(Extracted records)
-=-=-
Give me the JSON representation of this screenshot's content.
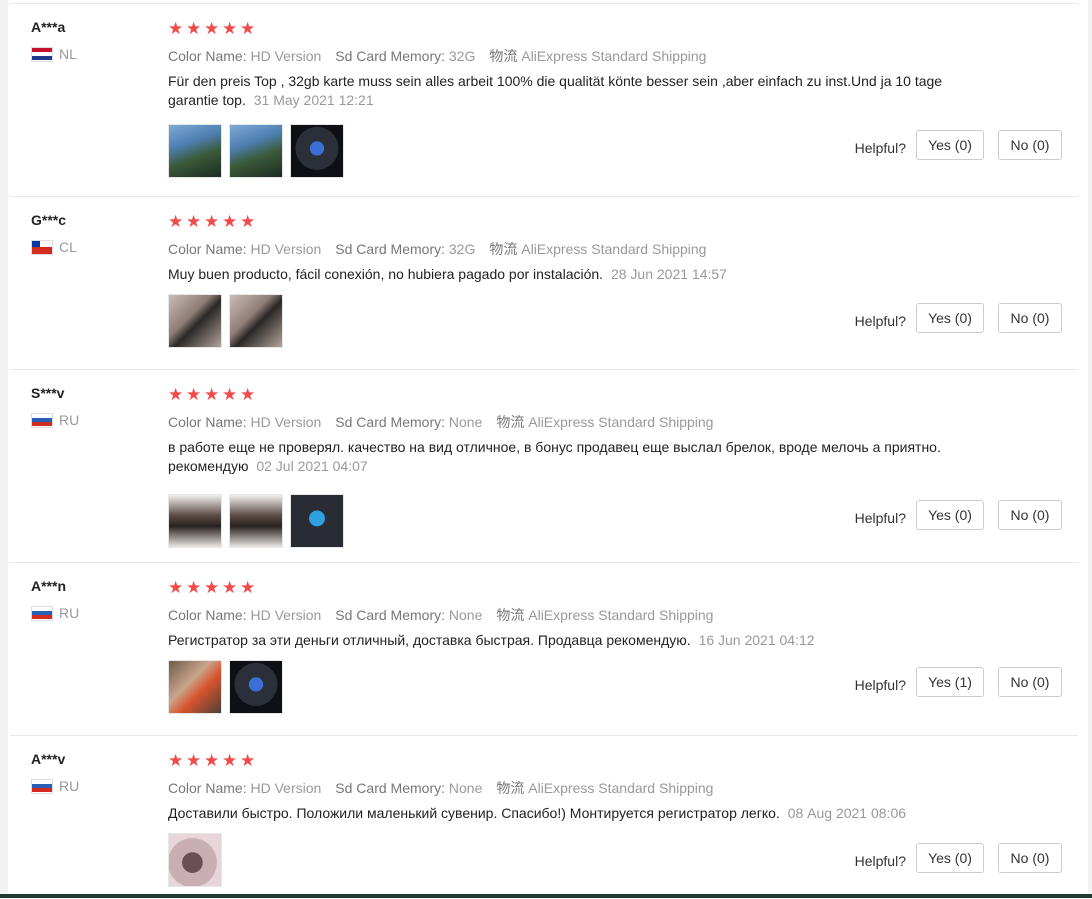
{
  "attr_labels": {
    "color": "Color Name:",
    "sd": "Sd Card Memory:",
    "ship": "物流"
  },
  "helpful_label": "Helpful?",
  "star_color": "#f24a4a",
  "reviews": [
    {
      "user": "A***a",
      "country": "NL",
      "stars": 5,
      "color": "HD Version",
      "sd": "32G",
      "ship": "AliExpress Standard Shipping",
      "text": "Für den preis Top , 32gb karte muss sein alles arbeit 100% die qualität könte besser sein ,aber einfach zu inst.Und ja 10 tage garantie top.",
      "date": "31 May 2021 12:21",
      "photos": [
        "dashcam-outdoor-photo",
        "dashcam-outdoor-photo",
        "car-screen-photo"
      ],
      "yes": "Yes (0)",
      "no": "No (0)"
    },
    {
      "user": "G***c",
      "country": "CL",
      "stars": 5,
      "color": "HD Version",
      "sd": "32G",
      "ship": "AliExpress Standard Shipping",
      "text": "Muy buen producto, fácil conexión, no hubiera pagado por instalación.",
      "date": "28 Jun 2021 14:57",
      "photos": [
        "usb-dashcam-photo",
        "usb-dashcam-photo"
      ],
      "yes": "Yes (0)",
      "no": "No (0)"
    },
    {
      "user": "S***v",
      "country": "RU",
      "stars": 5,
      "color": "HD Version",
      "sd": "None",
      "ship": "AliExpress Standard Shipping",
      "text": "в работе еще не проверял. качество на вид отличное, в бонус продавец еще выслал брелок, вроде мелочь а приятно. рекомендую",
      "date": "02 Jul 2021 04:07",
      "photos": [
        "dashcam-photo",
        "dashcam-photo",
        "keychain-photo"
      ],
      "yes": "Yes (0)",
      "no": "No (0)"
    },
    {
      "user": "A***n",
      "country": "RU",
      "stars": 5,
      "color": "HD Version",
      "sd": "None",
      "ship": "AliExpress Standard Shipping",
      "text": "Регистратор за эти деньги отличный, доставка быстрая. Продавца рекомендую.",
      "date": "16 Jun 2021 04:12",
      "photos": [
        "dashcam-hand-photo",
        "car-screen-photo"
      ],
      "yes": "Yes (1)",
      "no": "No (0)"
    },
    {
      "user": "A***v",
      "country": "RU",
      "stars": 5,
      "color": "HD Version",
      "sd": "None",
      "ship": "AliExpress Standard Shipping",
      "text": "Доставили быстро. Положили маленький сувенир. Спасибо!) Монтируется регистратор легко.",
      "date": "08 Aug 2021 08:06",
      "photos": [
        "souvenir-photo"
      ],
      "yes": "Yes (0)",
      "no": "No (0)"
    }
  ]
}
-=-=-
Copy each line containing the word "date" from the data.

* [Expected output]:
      "date": "31 May 2021 12:21",
      "date": "28 Jun 2021 14:57",
      "date": "02 Jul 2021 04:07",
      "date": "16 Jun 2021 04:12",
      "date": "08 Aug 2021 08:06",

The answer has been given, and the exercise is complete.